[TAREFA PROPOSTA] Altere os dados abaixo substituindo "Toggle" por "Alternar" em todos eles, sem mudar mais nada. Deixe as imagens fora da resposta.

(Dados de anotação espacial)
■ ■ ■
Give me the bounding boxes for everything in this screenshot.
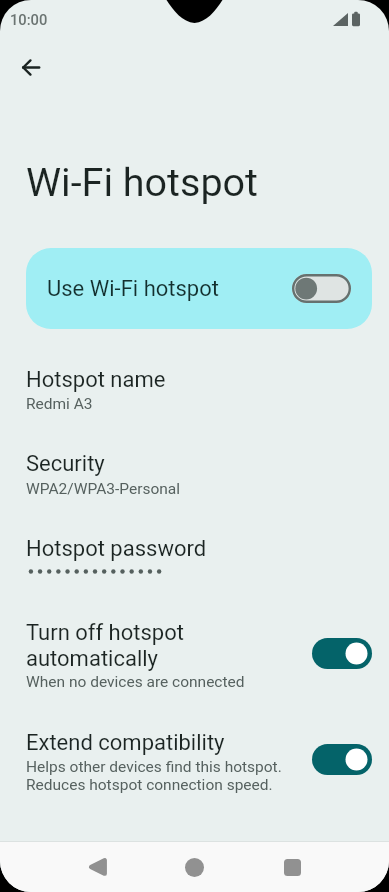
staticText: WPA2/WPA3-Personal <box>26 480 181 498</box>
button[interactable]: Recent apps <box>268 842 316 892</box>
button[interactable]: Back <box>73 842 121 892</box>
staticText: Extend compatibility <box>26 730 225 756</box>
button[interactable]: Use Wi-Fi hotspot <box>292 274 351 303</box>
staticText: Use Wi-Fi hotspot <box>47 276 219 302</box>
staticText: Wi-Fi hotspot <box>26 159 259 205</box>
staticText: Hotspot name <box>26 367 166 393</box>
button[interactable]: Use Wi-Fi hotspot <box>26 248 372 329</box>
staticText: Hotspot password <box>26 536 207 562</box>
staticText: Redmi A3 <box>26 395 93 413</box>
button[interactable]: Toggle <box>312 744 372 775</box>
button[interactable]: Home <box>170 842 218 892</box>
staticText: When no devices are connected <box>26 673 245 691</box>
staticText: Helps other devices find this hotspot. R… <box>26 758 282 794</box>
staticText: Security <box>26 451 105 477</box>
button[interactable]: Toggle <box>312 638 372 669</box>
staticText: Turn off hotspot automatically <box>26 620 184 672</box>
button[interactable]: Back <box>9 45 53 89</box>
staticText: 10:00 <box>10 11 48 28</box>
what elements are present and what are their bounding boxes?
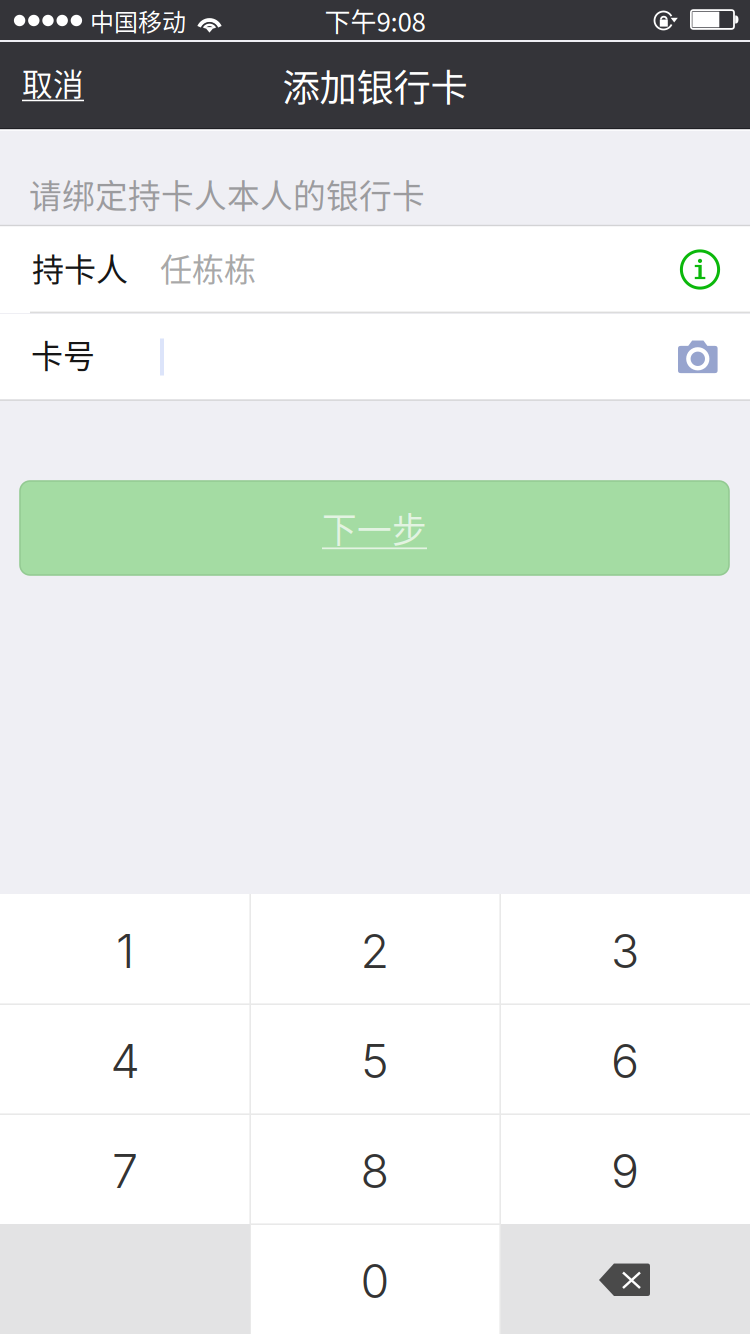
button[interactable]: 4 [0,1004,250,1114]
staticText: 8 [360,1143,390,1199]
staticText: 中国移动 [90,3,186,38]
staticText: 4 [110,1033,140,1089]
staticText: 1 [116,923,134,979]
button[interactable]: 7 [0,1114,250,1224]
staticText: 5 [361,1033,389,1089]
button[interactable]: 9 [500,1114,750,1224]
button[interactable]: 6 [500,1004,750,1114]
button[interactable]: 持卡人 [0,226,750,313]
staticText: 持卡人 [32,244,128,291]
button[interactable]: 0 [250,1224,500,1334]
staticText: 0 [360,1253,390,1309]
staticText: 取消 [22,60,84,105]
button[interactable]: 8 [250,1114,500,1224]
■ ■ ■
[RESPOSTA ABAIXO]
Give me the bounding boxes for everything in this screenshot.
staticText: WPA2/WPA3-Personal <box>26 480 181 498</box>
button[interactable]: Recent apps <box>268 842 316 892</box>
button[interactable]: Back <box>73 842 121 892</box>
staticText: Extend compatibility <box>26 730 225 756</box>
button[interactable]: Use Wi-Fi hotspot <box>292 274 351 303</box>
staticText: Use Wi-Fi hotspot <box>47 276 219 302</box>
staticText: Wi-Fi hotspot <box>26 159 259 205</box>
staticText: Hotspot name <box>26 367 166 393</box>
button[interactable]: Use Wi-Fi hotspot <box>26 248 372 329</box>
staticText: Hotspot password <box>26 536 207 562</box>
staticText: Redmi A3 <box>26 395 93 413</box>
button[interactable]: Alternar <box>312 744 372 775</box>
button[interactable]: Home <box>170 842 218 892</box>
staticText: When no devices are connected <box>26 673 245 691</box>
staticText: Helps other devices find this hotspot. R… <box>26 758 282 794</box>
staticText: Security <box>26 451 105 477</box>
button[interactable]: Alternar <box>312 638 372 669</box>
staticText: Turn off hotspot automatically <box>26 620 184 672</box>
button[interactable]: Back <box>9 45 53 89</box>
staticText: 10:00 <box>10 11 48 28</box>
what elements are present and what are their bounding boxes?
button[interactable]: 4 [0,1004,250,1114]
staticText: 8 [360,1143,390,1199]
staticText: 中国移动 [90,3,186,38]
staticText: 4 [110,1033,140,1089]
staticText: 1 [116,923,134,979]
button[interactable]: 7 [0,1114,250,1224]
staticText: 5 [361,1033,389,1089]
button[interactable]: 9 [500,1114,750,1224]
button[interactable]: 6 [500,1004,750,1114]
button[interactable]: 持卡人 [0,226,750,313]
staticText: 持卡人 [32,244,128,291]
button[interactable]: 0 [250,1224,500,1334]
staticText: 0 [360,1253,390,1309]
staticText: 取消 [22,60,84,105]
button[interactable]: 8 [250,1114,500,1224]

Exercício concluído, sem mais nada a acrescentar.